Provided records

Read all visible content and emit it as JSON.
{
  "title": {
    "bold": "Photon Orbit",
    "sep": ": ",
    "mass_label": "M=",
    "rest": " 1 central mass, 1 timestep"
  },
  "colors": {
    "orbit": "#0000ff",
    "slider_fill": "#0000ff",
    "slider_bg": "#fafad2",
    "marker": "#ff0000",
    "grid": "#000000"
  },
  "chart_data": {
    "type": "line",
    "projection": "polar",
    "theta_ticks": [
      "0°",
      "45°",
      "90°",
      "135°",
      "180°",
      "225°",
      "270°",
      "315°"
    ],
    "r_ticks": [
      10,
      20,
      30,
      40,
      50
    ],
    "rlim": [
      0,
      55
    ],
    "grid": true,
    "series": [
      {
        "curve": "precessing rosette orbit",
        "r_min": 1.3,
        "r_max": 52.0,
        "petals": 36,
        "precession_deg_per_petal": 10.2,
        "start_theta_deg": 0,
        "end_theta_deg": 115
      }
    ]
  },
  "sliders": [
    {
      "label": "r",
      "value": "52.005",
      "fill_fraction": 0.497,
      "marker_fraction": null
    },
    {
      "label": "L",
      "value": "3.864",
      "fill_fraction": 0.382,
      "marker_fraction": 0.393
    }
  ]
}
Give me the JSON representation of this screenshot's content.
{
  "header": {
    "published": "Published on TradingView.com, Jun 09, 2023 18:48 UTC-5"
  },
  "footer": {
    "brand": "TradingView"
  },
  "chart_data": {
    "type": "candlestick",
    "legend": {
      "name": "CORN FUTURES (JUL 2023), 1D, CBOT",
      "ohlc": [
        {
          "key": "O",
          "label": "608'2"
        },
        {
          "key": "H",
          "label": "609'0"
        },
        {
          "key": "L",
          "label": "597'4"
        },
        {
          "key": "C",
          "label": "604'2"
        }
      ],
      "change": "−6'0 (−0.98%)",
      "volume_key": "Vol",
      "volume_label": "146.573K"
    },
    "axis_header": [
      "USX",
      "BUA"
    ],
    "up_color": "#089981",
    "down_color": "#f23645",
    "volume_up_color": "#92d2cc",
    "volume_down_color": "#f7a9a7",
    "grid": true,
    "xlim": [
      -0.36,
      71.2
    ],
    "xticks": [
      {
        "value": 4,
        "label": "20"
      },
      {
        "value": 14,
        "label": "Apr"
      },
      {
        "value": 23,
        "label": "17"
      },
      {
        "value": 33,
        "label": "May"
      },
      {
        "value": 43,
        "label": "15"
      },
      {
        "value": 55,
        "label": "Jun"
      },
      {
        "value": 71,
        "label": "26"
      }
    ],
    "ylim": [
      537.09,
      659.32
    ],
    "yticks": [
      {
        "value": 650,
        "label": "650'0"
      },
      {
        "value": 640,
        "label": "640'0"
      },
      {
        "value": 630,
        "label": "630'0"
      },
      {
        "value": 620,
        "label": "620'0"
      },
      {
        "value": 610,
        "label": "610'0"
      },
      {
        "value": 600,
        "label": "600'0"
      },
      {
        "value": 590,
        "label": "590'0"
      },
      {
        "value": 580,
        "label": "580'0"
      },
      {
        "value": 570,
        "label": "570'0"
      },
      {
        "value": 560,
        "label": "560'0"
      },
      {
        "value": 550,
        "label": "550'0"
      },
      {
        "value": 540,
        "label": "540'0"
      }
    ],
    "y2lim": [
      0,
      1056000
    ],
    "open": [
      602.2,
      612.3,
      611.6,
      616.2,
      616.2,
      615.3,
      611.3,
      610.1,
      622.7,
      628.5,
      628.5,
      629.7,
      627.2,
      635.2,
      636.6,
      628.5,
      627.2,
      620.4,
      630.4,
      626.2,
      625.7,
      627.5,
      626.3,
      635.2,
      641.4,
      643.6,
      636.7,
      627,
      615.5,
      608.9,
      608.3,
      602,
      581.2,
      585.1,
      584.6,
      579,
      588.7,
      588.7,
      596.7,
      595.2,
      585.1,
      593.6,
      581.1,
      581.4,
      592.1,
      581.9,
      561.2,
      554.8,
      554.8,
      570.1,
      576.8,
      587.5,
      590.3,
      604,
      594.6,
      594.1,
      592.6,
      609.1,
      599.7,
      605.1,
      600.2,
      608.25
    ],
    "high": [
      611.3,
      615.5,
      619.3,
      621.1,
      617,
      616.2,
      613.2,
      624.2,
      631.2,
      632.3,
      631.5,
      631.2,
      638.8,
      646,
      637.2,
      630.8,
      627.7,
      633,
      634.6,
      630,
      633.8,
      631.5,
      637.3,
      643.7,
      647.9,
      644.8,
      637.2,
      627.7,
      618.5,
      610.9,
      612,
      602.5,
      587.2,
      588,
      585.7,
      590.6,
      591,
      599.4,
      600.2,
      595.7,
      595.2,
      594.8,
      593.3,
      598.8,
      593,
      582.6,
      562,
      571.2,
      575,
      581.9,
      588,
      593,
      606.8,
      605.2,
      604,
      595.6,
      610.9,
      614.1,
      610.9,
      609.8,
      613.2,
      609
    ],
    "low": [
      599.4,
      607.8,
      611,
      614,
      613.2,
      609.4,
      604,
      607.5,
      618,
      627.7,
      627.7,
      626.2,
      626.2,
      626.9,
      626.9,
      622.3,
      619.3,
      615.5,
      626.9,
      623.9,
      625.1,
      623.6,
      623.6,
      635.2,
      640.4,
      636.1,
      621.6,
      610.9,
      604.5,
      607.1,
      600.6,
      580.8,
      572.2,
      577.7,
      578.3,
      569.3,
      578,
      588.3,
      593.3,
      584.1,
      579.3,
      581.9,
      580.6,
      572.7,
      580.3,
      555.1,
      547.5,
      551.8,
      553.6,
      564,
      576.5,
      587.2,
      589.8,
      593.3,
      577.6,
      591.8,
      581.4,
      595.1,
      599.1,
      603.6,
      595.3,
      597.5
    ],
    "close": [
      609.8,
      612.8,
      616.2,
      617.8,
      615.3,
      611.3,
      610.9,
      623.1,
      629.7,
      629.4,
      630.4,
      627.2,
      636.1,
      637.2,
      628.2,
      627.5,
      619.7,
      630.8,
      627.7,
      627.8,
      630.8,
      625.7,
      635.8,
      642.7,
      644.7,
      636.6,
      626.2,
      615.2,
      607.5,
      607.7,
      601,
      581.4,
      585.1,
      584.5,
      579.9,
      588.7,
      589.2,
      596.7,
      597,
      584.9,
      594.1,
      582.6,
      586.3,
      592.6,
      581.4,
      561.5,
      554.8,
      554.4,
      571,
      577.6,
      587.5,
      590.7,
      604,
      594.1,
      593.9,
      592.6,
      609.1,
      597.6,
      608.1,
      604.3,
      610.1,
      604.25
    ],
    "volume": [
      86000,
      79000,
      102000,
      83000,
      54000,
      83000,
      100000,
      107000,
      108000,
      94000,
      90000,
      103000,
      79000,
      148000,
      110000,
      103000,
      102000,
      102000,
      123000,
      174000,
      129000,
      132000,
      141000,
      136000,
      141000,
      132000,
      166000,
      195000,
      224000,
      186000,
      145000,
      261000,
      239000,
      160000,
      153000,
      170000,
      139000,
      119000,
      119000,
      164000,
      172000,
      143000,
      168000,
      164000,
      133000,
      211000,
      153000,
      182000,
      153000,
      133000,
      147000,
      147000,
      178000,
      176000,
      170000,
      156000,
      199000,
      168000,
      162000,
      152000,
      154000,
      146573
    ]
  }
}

Given instruction
Copy each entry exactly, with nothing added or dropped.

Task answer
Read all visible content and emit it as JSON.
{
  "title": {
    "bold": "Photon Orbit",
    "sep": ": ",
    "mass_label": "M=",
    "rest": " 1 central mass, 1 timestep"
  },
  "colors": {
    "orbit": "#0000ff",
    "slider_fill": "#0000ff",
    "slider_bg": "#fafad2",
    "marker": "#ff0000",
    "grid": "#000000"
  },
  "chart_data": {
    "type": "line",
    "projection": "polar",
    "theta_ticks": [
      "0°",
      "45°",
      "90°",
      "135°",
      "180°",
      "225°",
      "270°",
      "315°"
    ],
    "r_ticks": [
      10,
      20,
      30,
      40,
      50
    ],
    "rlim": [
      0,
      55
    ],
    "grid": true,
    "series": [
      {
        "curve": "precessing rosette orbit",
        "r_min": 1.3,
        "r_max": 52.0,
        "petals": 36,
        "precession_deg_per_petal": 10.2,
        "start_theta_deg": 0,
        "end_theta_deg": 115
      }
    ]
  },
  "sliders": [
    {
      "label": "r",
      "value": "52.005",
      "fill_fraction": 0.497,
      "marker_fraction": null
    },
    {
      "label": "L",
      "value": "3.864",
      "fill_fraction": 0.382,
      "marker_fraction": 0.393
    }
  ]
}
Give me the JSON representation of this screenshot's content.
{
  "header": {
    "published": "Published on TradingView.com, Jun 09, 2023 18:48 UTC-5"
  },
  "footer": {
    "brand": "TradingView"
  },
  "chart_data": {
    "type": "candlestick",
    "legend": {
      "name": "CORN FUTURES (JUL 2023), 1D, CBOT",
      "ohlc": [
        {
          "key": "O",
          "label": "608'2"
        },
        {
          "key": "H",
          "label": "609'0"
        },
        {
          "key": "L",
          "label": "597'4"
        },
        {
          "key": "C",
          "label": "604'2"
        }
      ],
      "change": "−6'0 (−0.98%)",
      "volume_key": "Vol",
      "volume_label": "146.573K"
    },
    "axis_header": [
      "USX",
      "BUA"
    ],
    "up_color": "#089981",
    "down_color": "#f23645",
    "volume_up_color": "#92d2cc",
    "volume_down_color": "#f7a9a7",
    "grid": true,
    "xlim": [
      -0.36,
      71.2
    ],
    "xticks": [
      {
        "value": 4,
        "label": "20"
      },
      {
        "value": 14,
        "label": "Apr"
      },
      {
        "value": 23,
        "label": "17"
      },
      {
        "value": 33,
        "label": "May"
      },
      {
        "value": 43,
        "label": "15"
      },
      {
        "value": 55,
        "label": "Jun"
      },
      {
        "value": 71,
        "label": "26"
      }
    ],
    "ylim": [
      537.09,
      659.32
    ],
    "yticks": [
      {
        "value": 650,
        "label": "650'0"
      },
      {
        "value": 640,
        "label": "640'0"
      },
      {
        "value": 630,
        "label": "630'0"
      },
      {
        "value": 620,
        "label": "620'0"
      },
      {
        "value": 610,
        "label": "610'0"
      },
      {
        "value": 600,
        "label": "600'0"
      },
      {
        "value": 590,
        "label": "590'0"
      },
      {
        "value": 580,
        "label": "580'0"
      },
      {
        "value": 570,
        "label": "570'0"
      },
      {
        "value": 560,
        "label": "560'0"
      },
      {
        "value": 550,
        "label": "550'0"
      },
      {
        "value": 540,
        "label": "540'0"
      }
    ],
    "y2lim": [
      0,
      1056000
    ],
    "open": [
      602.2,
      612.3,
      611.6,
      616.2,
      616.2,
      615.3,
      611.3,
      610.1,
      622.7,
      628.5,
      628.5,
      629.7,
      627.2,
      635.2,
      636.6,
      628.5,
      627.2,
      620.4,
      630.4,
      626.2,
      625.7,
      627.5,
      626.3,
      635.2,
      641.4,
      643.6,
      636.7,
      627,
      615.5,
      608.9,
      608.3,
      602,
      581.2,
      585.1,
      584.6,
      579,
      588.7,
      588.7,
      596.7,
      595.2,
      585.1,
      593.6,
      581.1,
      581.4,
      592.1,
      581.9,
      561.2,
      554.8,
      554.8,
      570.1,
      576.8,
      587.5,
      590.3,
      604,
      594.6,
      594.1,
      592.6,
      609.1,
      599.7,
      605.1,
      600.2,
      608.25
    ],
    "high": [
      611.3,
      615.5,
      619.3,
      621.1,
      617,
      616.2,
      613.2,
      624.2,
      631.2,
      632.3,
      631.5,
      631.2,
      638.8,
      646,
      637.2,
      630.8,
      627.7,
      633,
      634.6,
      630,
      633.8,
      631.5,
      637.3,
      643.7,
      647.9,
      644.8,
      637.2,
      627.7,
      618.5,
      610.9,
      612,
      602.5,
      587.2,
      588,
      585.7,
      590.6,
      591,
      599.4,
      600.2,
      595.7,
      595.2,
      594.8,
      593.3,
      598.8,
      593,
      582.6,
      562,
      571.2,
      575,
      581.9,
      588,
      593,
      606.8,
      605.2,
      604,
      595.6,
      610.9,
      614.1,
      610.9,
      609.8,
      613.2,
      609
    ],
    "low": [
      599.4,
      607.8,
      611,
      614,
      613.2,
      609.4,
      604,
      607.5,
      618,
      627.7,
      627.7,
      626.2,
      626.2,
      626.9,
      626.9,
      622.3,
      619.3,
      615.5,
      626.9,
      623.9,
      625.1,
      623.6,
      623.6,
      635.2,
      640.4,
      636.1,
      621.6,
      610.9,
      604.5,
      607.1,
      600.6,
      580.8,
      572.2,
      577.7,
      578.3,
      569.3,
      578,
      588.3,
      593.3,
      584.1,
      579.3,
      581.9,
      580.6,
      572.7,
      580.3,
      555.1,
      547.5,
      551.8,
      553.6,
      564,
      576.5,
      587.2,
      589.8,
      593.3,
      577.6,
      591.8,
      581.4,
      595.1,
      599.1,
      603.6,
      595.3,
      597.5
    ],
    "close": [
      609.8,
      612.8,
      616.2,
      617.8,
      615.3,
      611.3,
      610.9,
      623.1,
      629.7,
      629.4,
      630.4,
      627.2,
      636.1,
      637.2,
      628.2,
      627.5,
      619.7,
      630.8,
      627.7,
      627.8,
      630.8,
      625.7,
      635.8,
      642.7,
      644.7,
      636.6,
      626.2,
      615.2,
      607.5,
      607.7,
      601,
      581.4,
      585.1,
      584.5,
      579.9,
      588.7,
      589.2,
      596.7,
      597,
      584.9,
      594.1,
      582.6,
      586.3,
      592.6,
      581.4,
      561.5,
      554.8,
      554.4,
      571,
      577.6,
      587.5,
      590.7,
      604,
      594.1,
      593.9,
      592.6,
      609.1,
      597.6,
      608.1,
      604.3,
      610.1,
      604.25
    ],
    "volume": [
      86000,
      79000,
      102000,
      83000,
      54000,
      83000,
      100000,
      107000,
      108000,
      94000,
      90000,
      103000,
      79000,
      148000,
      110000,
      103000,
      102000,
      102000,
      123000,
      174000,
      129000,
      132000,
      141000,
      136000,
      141000,
      132000,
      166000,
      195000,
      224000,
      186000,
      145000,
      261000,
      239000,
      160000,
      153000,
      170000,
      139000,
      119000,
      119000,
      164000,
      172000,
      143000,
      168000,
      164000,
      133000,
      211000,
      153000,
      182000,
      153000,
      133000,
      147000,
      147000,
      178000,
      176000,
      170000,
      156000,
      199000,
      168000,
      162000,
      152000,
      154000,
      146573
    ]
  }
}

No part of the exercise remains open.